Drop every picture and give the entries back exactly.

--- START OF Records for the task ---

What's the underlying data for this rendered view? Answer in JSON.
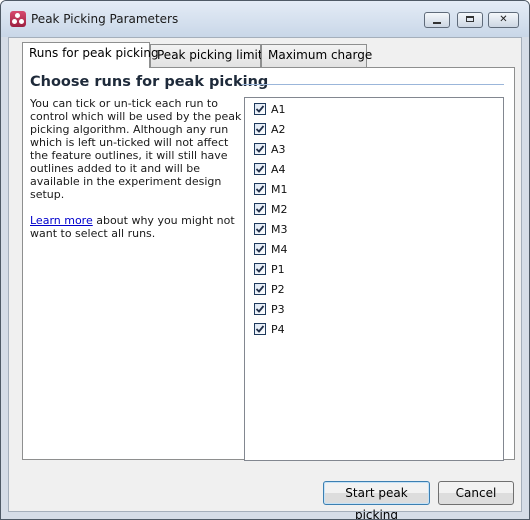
{
  "window": {
    "title": "Peak Picking Parameters"
  },
  "tabs": [
    {
      "label": "Runs for peak picking",
      "active": true
    },
    {
      "label": "Peak picking limits",
      "active": false
    },
    {
      "label": "Maximum charge",
      "active": false
    }
  ],
  "panel": {
    "heading": "Choose runs for peak picking",
    "description": "You can tick or un-tick each run to control which will be used by the peak picking algorithm. Although any run which is left un-ticked will not affect the feature outlines, it will still have outlines added to it and will be available in the experiment design setup.",
    "learn_more_link": "Learn more",
    "learn_more_rest": " about why you might not want to select all runs."
  },
  "runs": [
    {
      "label": "A1",
      "checked": true
    },
    {
      "label": "A2",
      "checked": true
    },
    {
      "label": "A3",
      "checked": true
    },
    {
      "label": "A4",
      "checked": true
    },
    {
      "label": "M1",
      "checked": true
    },
    {
      "label": "M2",
      "checked": true
    },
    {
      "label": "M3",
      "checked": true
    },
    {
      "label": "M4",
      "checked": true
    },
    {
      "label": "P1",
      "checked": true
    },
    {
      "label": "P2",
      "checked": true
    },
    {
      "label": "P3",
      "checked": true
    },
    {
      "label": "P4",
      "checked": true
    }
  ],
  "buttons": {
    "start": "Start peak picking",
    "cancel": "Cancel"
  }
}
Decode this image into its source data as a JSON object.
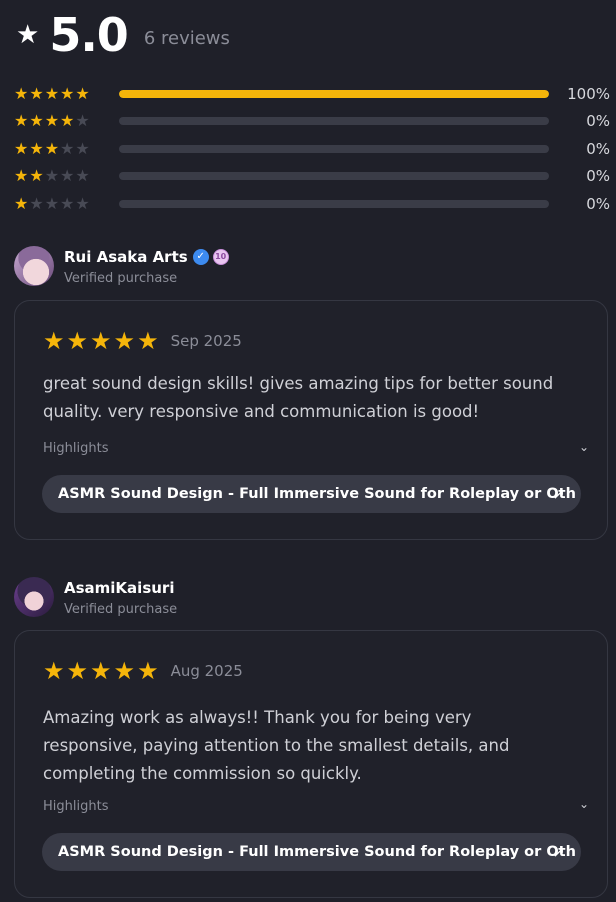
{
  "summary": {
    "score": "5.0",
    "review_count": "6 reviews"
  },
  "breakdown": [
    {
      "stars": 5,
      "percent_label": "100%",
      "fill": 1.0
    },
    {
      "stars": 4,
      "percent_label": "0%",
      "fill": 0
    },
    {
      "stars": 3,
      "percent_label": "0%",
      "fill": 0
    },
    {
      "stars": 2,
      "percent_label": "0%",
      "fill": 0
    },
    {
      "stars": 1,
      "percent_label": "0%",
      "fill": 0
    }
  ],
  "reviews": [
    {
      "name": "Rui Asaka Arts",
      "level_badge": "10",
      "subtitle": "Verified purchase",
      "rating": 5,
      "date": "Sep 2025",
      "text": "great sound design skills! gives amazing tips for better sound quality. very responsive and communication is good!",
      "highlights_label": "Highlights",
      "service_link": "ASMR Sound Design - Full Immersive Sound for Roleplay or Oth"
    },
    {
      "name": "AsamiKaisuri",
      "subtitle": "Verified purchase",
      "rating": 5,
      "date": "Aug 2025",
      "text": "Amazing work as always!! Thank you for being very responsive, paying attention to the smallest details, and completing the commission so quickly.",
      "highlights_label": "Highlights",
      "service_link": "ASMR Sound Design - Full Immersive Sound for Roleplay or Oth"
    }
  ],
  "icons": {
    "header_star": "star-icon",
    "verified": "verified-check-icon",
    "chevron": "chevron-down-icon",
    "external_link": "arrow-up-right-icon"
  },
  "colors": {
    "star_gold": "#f5b50a",
    "background": "#1f2029",
    "verified_blue": "#3d8bf0"
  }
}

--- END OF Records for the task ---

● **Answer to this exercise**:
What's the underlying data for this rendered view? Answer in JSON.
{
  "window": {
    "title": "Peak Picking Parameters"
  },
  "tabs": [
    {
      "label": "Runs for peak picking",
      "active": true
    },
    {
      "label": "Peak picking limits",
      "active": false
    },
    {
      "label": "Maximum charge",
      "active": false
    }
  ],
  "panel": {
    "heading": "Choose runs for peak picking",
    "description": "You can tick or un-tick each run to control which will be used by the peak picking algorithm. Although any run which is left un-ticked will not affect the feature outlines, it will still have outlines added to it and will be available in the experiment design setup.",
    "learn_more_link": "Learn more",
    "learn_more_rest": " about why you might not want to select all runs."
  },
  "runs": [
    {
      "label": "A1",
      "checked": true
    },
    {
      "label": "A2",
      "checked": true
    },
    {
      "label": "A3",
      "checked": true
    },
    {
      "label": "A4",
      "checked": true
    },
    {
      "label": "M1",
      "checked": true
    },
    {
      "label": "M2",
      "checked": true
    },
    {
      "label": "M3",
      "checked": true
    },
    {
      "label": "M4",
      "checked": true
    },
    {
      "label": "P1",
      "checked": true
    },
    {
      "label": "P2",
      "checked": true
    },
    {
      "label": "P3",
      "checked": true
    },
    {
      "label": "P4",
      "checked": true
    }
  ],
  "buttons": {
    "start": "Start peak picking",
    "cancel": "Cancel"
  }
}
Decode this image into its source data as a JSON object.
{
  "summary": {
    "score": "5.0",
    "review_count": "6 reviews"
  },
  "breakdown": [
    {
      "stars": 5,
      "percent_label": "100%",
      "fill": 1.0
    },
    {
      "stars": 4,
      "percent_label": "0%",
      "fill": 0
    },
    {
      "stars": 3,
      "percent_label": "0%",
      "fill": 0
    },
    {
      "stars": 2,
      "percent_label": "0%",
      "fill": 0
    },
    {
      "stars": 1,
      "percent_label": "0%",
      "fill": 0
    }
  ],
  "reviews": [
    {
      "name": "Rui Asaka Arts",
      "level_badge": "10",
      "subtitle": "Verified purchase",
      "rating": 5,
      "date": "Sep 2025",
      "text": "great sound design skills! gives amazing tips for better sound quality. very responsive and communication is good!",
      "highlights_label": "Highlights",
      "service_link": "ASMR Sound Design - Full Immersive Sound for Roleplay or Oth"
    },
    {
      "name": "AsamiKaisuri",
      "subtitle": "Verified purchase",
      "rating": 5,
      "date": "Aug 2025",
      "text": "Amazing work as always!! Thank you for being very responsive, paying attention to the smallest details, and completing the commission so quickly.",
      "highlights_label": "Highlights",
      "service_link": "ASMR Sound Design - Full Immersive Sound for Roleplay or Oth"
    }
  ],
  "icons": {
    "header_star": "star-icon",
    "verified": "verified-check-icon",
    "chevron": "chevron-down-icon",
    "external_link": "arrow-up-right-icon"
  },
  "colors": {
    "star_gold": "#f5b50a",
    "background": "#1f2029",
    "verified_blue": "#3d8bf0"
  }
}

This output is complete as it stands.